Figure record listings
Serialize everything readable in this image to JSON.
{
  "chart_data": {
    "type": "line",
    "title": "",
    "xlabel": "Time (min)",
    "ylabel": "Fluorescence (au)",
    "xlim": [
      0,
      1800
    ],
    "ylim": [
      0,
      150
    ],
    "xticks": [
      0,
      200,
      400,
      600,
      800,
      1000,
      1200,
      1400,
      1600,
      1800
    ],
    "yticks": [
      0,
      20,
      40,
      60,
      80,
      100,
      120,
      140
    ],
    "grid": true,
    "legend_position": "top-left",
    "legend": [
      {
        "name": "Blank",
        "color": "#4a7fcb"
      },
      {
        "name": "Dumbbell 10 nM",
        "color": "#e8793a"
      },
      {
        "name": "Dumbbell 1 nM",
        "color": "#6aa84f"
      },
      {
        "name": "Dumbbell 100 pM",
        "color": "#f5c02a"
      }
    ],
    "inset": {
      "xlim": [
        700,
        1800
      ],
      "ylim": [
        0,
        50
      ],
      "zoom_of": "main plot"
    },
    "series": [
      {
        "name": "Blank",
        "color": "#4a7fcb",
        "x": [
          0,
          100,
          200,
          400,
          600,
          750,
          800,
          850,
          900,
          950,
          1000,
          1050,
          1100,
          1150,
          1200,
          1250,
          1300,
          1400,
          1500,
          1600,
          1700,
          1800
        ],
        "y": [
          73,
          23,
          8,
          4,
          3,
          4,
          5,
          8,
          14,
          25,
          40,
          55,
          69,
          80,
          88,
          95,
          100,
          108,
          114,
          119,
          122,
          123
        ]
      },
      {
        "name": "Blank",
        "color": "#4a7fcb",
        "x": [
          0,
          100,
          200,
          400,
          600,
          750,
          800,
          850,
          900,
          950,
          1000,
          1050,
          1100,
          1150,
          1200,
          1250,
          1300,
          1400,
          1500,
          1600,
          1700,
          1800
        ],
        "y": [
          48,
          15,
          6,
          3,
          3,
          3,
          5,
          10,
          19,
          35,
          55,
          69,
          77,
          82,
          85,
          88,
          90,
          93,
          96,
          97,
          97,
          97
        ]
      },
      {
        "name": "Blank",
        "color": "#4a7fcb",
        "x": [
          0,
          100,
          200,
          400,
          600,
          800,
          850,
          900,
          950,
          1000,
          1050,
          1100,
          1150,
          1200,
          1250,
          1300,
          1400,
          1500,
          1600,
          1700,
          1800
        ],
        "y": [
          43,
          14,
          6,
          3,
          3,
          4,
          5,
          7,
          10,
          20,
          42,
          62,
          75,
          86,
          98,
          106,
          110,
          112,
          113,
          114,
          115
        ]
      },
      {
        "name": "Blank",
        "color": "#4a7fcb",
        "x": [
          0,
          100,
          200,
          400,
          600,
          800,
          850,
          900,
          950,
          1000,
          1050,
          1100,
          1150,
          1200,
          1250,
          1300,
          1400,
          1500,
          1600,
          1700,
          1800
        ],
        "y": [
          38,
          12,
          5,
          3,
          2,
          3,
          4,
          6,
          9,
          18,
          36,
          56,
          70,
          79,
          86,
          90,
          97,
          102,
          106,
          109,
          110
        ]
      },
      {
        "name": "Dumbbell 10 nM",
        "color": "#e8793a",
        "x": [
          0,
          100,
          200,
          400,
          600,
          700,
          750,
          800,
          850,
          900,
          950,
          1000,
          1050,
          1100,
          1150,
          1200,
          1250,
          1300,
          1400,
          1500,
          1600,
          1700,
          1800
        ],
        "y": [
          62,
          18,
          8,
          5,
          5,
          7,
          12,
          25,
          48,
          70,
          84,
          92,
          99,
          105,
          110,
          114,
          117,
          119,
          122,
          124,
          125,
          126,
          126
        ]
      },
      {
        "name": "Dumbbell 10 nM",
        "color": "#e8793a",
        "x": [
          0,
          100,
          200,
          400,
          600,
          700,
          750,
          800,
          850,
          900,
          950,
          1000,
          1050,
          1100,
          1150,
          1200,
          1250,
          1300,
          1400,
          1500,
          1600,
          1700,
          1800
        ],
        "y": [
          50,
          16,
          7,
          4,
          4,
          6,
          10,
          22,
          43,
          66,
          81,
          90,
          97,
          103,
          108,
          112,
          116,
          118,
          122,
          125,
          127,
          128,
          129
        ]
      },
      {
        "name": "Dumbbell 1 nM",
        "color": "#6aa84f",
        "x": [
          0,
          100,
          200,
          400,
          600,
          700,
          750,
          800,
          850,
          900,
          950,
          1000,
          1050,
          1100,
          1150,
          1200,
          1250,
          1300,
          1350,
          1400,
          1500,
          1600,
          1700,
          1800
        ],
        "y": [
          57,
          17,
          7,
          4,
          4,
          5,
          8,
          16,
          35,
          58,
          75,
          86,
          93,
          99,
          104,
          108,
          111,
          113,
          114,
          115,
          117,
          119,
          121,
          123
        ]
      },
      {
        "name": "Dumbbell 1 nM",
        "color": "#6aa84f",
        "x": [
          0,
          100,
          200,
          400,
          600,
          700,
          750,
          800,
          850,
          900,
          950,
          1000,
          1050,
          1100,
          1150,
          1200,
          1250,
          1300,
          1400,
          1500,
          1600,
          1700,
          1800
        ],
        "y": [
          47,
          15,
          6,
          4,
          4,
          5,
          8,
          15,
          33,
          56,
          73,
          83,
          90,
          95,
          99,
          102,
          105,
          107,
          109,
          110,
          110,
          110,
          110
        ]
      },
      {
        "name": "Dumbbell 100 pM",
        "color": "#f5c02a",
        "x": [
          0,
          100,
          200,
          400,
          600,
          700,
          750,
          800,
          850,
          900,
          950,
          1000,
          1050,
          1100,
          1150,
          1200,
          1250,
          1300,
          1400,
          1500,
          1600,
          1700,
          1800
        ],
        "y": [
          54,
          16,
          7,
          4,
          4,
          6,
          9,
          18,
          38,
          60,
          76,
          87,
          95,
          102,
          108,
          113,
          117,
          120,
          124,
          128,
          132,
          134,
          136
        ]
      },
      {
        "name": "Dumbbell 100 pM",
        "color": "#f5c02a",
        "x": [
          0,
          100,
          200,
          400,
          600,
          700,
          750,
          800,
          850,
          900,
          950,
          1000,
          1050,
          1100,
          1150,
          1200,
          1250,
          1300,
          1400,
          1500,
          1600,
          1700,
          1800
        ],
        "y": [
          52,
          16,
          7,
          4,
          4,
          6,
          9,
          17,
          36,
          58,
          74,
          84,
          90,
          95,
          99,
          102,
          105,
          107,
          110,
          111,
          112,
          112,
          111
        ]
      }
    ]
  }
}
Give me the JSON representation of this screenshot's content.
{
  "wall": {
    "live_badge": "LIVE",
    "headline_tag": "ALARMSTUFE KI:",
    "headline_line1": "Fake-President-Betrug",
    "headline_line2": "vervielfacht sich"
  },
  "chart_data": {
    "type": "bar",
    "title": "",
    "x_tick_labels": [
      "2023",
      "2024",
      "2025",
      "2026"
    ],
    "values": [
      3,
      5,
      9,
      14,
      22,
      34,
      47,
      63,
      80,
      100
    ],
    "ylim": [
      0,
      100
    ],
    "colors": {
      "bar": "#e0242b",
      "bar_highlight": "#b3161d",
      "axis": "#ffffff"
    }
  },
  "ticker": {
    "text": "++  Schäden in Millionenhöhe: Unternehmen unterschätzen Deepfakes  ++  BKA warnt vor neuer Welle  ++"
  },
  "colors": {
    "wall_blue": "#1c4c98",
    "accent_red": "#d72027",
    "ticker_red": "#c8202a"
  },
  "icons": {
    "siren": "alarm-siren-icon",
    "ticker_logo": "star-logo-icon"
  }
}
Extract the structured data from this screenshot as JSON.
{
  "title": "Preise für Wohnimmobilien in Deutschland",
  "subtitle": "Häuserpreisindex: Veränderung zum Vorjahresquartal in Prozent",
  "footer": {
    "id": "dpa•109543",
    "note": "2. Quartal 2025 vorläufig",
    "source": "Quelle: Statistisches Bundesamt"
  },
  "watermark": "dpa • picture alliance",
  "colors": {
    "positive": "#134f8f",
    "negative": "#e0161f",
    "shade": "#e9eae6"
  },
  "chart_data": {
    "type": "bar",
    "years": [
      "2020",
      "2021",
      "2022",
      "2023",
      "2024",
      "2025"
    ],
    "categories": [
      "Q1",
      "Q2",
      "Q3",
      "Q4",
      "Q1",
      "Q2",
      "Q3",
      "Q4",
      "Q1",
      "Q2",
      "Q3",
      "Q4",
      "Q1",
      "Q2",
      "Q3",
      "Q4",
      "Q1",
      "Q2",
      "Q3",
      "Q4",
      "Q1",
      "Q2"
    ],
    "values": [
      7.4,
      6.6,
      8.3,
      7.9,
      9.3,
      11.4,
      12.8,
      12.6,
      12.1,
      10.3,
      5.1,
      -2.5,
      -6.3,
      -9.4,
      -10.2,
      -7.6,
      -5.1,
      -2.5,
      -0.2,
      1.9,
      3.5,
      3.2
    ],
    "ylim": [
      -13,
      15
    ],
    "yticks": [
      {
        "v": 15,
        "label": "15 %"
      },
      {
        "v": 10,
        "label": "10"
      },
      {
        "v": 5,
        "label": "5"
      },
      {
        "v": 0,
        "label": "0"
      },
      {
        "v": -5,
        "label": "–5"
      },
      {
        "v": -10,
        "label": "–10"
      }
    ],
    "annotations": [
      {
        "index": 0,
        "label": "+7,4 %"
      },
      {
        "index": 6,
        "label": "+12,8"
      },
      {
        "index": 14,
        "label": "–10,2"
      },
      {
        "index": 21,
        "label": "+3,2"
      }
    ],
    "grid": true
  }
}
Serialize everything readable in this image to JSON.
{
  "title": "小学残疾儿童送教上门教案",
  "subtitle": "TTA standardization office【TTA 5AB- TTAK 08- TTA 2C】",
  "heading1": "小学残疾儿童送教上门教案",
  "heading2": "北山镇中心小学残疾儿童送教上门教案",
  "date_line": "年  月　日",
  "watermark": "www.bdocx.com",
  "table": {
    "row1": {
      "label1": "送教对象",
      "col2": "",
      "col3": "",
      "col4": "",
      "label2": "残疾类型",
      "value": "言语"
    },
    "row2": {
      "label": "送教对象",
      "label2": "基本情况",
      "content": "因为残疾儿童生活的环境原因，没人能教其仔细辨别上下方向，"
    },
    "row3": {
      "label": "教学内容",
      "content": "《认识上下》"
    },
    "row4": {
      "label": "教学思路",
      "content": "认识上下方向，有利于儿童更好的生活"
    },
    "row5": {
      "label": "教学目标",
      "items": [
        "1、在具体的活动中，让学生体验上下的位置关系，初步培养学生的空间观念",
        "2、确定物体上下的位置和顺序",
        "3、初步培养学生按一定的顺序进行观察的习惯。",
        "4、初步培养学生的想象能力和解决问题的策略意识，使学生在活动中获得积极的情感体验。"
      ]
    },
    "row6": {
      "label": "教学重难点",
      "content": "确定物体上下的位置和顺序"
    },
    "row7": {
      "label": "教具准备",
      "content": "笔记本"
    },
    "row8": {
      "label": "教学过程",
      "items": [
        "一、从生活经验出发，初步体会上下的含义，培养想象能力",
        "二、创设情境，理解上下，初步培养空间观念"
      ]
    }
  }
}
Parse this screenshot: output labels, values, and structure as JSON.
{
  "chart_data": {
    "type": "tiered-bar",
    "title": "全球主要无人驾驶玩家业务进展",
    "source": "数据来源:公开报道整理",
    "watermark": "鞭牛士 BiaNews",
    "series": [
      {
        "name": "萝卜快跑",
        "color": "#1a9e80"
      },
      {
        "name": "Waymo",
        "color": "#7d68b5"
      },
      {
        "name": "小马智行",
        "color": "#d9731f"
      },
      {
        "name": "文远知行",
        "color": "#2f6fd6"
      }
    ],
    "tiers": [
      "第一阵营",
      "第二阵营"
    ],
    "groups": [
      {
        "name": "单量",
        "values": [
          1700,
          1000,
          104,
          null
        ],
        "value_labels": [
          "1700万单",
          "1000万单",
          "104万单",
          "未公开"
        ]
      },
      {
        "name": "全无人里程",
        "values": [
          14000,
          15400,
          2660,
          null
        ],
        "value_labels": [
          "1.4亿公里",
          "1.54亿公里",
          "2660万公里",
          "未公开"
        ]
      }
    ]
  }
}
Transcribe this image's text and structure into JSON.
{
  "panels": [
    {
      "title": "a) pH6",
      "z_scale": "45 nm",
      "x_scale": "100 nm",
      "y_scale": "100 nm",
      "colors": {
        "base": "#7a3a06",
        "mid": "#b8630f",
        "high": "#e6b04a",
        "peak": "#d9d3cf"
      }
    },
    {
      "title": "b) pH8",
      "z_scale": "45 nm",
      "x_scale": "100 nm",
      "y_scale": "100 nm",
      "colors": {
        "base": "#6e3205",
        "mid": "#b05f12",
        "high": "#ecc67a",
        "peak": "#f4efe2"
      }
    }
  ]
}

> _GIVEN EXERCISE_
Look over the material above and show each line where "screenshot" appears.

> _CORRECT ANSWER_
Give me the JSON representation of this screenshot's content.
Extract the structured data from this screenshot as JSON.
Parse this screenshot: output labels, values, and structure as JSON.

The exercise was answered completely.